Locate the word "creas" in the data below, then copy every line that holds it.

(begin)

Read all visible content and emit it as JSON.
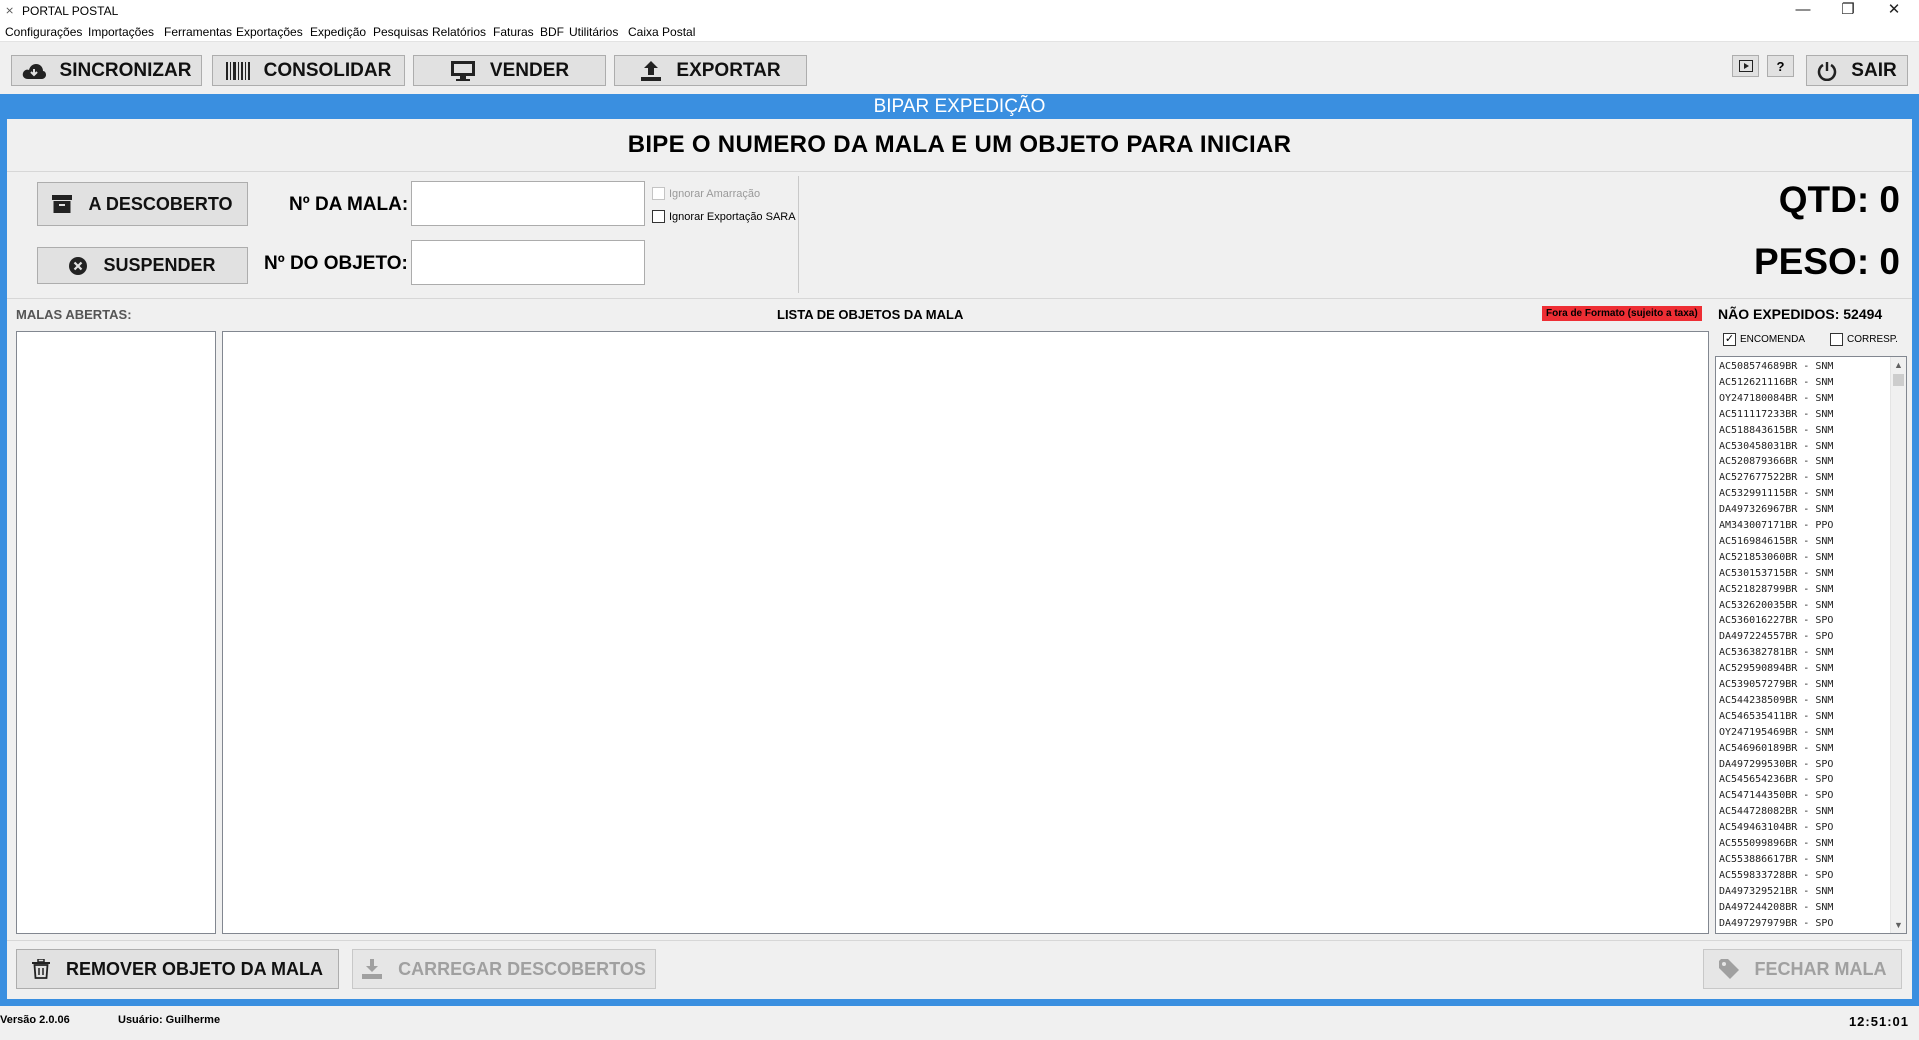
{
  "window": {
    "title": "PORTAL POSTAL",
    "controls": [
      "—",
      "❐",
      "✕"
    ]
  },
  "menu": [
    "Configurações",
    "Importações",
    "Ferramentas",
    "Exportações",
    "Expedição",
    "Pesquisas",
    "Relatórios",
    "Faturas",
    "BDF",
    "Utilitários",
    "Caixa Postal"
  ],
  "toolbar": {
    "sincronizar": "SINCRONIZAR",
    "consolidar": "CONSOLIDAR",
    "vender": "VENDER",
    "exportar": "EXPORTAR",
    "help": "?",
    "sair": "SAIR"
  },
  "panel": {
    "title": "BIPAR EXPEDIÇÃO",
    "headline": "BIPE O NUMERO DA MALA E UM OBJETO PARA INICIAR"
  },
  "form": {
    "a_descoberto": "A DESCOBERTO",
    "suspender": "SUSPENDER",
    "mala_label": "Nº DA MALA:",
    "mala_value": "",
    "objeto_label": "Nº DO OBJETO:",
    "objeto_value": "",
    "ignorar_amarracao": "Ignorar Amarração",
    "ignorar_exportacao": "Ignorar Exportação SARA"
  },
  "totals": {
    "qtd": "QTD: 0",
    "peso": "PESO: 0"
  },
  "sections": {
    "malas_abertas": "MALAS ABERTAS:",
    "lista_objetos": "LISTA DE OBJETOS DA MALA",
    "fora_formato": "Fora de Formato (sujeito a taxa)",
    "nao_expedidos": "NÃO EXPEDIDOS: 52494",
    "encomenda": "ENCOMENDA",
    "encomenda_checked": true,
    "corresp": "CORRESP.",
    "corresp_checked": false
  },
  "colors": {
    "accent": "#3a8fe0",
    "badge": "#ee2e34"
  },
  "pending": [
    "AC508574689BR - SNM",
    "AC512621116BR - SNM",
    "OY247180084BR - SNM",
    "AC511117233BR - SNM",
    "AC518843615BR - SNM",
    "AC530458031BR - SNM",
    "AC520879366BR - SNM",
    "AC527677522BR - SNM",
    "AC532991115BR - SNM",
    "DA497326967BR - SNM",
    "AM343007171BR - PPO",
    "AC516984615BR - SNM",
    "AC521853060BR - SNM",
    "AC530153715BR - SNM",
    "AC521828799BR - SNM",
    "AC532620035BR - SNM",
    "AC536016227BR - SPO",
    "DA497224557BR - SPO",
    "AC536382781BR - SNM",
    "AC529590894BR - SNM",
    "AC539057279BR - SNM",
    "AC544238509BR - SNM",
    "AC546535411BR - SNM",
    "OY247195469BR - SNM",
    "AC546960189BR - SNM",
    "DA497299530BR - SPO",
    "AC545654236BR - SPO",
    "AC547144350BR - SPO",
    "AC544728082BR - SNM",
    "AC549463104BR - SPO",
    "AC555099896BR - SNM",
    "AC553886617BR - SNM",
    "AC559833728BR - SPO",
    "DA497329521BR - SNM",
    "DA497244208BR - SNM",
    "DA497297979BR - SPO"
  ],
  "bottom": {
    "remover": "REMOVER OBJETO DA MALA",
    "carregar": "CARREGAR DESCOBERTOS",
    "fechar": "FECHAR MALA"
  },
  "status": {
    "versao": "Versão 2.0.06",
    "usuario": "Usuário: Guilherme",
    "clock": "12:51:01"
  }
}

(end)
(begin)

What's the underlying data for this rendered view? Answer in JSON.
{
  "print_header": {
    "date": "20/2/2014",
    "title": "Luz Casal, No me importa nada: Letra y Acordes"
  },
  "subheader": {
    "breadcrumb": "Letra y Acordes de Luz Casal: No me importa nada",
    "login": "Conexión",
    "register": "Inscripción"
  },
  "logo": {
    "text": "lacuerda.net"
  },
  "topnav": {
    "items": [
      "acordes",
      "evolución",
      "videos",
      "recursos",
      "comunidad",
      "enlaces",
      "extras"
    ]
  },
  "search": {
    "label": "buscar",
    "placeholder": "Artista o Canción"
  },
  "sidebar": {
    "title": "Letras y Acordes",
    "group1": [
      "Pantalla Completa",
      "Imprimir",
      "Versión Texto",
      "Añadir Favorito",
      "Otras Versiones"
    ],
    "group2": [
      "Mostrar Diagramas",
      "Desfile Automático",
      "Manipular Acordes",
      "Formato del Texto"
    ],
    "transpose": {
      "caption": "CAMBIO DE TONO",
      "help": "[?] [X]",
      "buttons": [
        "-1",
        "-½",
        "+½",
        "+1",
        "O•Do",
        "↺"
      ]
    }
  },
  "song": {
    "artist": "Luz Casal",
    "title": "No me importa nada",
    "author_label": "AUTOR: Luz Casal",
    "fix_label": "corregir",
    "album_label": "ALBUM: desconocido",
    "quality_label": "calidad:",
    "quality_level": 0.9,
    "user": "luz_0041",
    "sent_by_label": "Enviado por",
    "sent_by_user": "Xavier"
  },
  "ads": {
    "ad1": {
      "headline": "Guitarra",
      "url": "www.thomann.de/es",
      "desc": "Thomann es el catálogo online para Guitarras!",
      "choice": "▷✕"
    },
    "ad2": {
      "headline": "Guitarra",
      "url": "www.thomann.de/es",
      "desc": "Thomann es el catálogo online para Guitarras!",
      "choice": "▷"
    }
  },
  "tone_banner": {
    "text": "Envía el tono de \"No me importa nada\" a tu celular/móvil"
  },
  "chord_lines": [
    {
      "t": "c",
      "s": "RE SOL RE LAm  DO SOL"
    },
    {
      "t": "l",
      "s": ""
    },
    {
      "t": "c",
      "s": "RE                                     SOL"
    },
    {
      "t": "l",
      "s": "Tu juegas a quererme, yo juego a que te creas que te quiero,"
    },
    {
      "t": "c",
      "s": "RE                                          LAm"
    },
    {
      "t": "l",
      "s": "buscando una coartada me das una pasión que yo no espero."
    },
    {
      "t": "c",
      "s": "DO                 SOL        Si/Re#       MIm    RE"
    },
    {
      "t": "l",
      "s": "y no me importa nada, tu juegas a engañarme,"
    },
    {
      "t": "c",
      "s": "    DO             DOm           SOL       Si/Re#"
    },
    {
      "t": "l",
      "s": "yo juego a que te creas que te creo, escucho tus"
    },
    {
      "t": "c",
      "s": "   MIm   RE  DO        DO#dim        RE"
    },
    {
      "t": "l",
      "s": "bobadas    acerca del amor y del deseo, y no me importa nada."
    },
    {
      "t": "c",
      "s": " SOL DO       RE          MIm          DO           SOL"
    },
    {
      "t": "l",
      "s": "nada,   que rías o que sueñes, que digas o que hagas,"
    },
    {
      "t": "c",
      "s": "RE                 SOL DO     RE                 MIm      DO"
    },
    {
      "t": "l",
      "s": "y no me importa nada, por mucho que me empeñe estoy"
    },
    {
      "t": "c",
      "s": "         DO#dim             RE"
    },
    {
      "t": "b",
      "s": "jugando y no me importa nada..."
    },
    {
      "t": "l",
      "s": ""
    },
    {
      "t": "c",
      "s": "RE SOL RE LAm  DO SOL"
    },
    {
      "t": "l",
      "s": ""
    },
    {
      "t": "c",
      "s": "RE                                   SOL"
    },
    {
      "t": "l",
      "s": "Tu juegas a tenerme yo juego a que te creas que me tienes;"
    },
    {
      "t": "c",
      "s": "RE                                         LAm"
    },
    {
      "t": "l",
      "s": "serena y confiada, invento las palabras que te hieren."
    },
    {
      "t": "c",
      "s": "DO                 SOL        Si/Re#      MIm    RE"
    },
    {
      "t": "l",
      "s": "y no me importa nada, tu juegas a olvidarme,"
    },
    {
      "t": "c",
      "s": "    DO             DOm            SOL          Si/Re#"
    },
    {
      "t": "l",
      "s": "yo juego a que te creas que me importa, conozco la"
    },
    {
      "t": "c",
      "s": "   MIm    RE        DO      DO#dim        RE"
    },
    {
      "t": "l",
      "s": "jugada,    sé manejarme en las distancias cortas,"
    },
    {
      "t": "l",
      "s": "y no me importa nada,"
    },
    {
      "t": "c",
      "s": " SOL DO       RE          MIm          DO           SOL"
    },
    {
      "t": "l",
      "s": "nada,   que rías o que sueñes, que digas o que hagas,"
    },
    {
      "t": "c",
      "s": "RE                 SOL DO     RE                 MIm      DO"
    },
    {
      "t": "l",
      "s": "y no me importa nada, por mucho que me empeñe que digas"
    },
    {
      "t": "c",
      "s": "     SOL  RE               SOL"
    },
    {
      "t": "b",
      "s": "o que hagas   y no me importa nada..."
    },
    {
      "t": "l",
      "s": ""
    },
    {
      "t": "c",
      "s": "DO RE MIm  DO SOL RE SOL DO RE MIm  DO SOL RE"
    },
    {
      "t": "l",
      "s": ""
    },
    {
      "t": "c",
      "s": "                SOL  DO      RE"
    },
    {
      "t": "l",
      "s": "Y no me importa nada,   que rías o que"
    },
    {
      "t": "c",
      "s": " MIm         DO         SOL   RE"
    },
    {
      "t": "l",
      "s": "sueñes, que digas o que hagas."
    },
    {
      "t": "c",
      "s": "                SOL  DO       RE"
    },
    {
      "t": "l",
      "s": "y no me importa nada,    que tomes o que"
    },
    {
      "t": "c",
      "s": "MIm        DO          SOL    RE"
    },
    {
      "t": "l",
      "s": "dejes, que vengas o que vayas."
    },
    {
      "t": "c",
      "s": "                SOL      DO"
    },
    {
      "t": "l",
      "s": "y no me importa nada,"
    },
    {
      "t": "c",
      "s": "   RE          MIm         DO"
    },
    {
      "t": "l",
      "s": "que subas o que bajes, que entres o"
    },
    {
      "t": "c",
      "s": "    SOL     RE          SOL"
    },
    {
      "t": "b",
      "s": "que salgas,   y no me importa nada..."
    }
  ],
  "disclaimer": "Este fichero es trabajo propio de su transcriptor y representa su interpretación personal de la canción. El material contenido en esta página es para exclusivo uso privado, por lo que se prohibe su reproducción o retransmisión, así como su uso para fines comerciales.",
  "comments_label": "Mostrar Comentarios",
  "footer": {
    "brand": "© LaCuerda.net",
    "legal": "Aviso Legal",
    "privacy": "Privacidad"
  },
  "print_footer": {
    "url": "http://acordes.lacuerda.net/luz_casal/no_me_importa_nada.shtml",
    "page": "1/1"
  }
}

(end)

● Written solution
      "s": "Tu juegas a quererme, yo juego a que te creas que te quiero,"
      "s": "yo juego a que te creas que te creo, escucho tus"
      "s": "Tu juegas a tenerme yo juego a que te creas que me tienes;"
      "s": "yo juego a que te creas que me importa, conozco la"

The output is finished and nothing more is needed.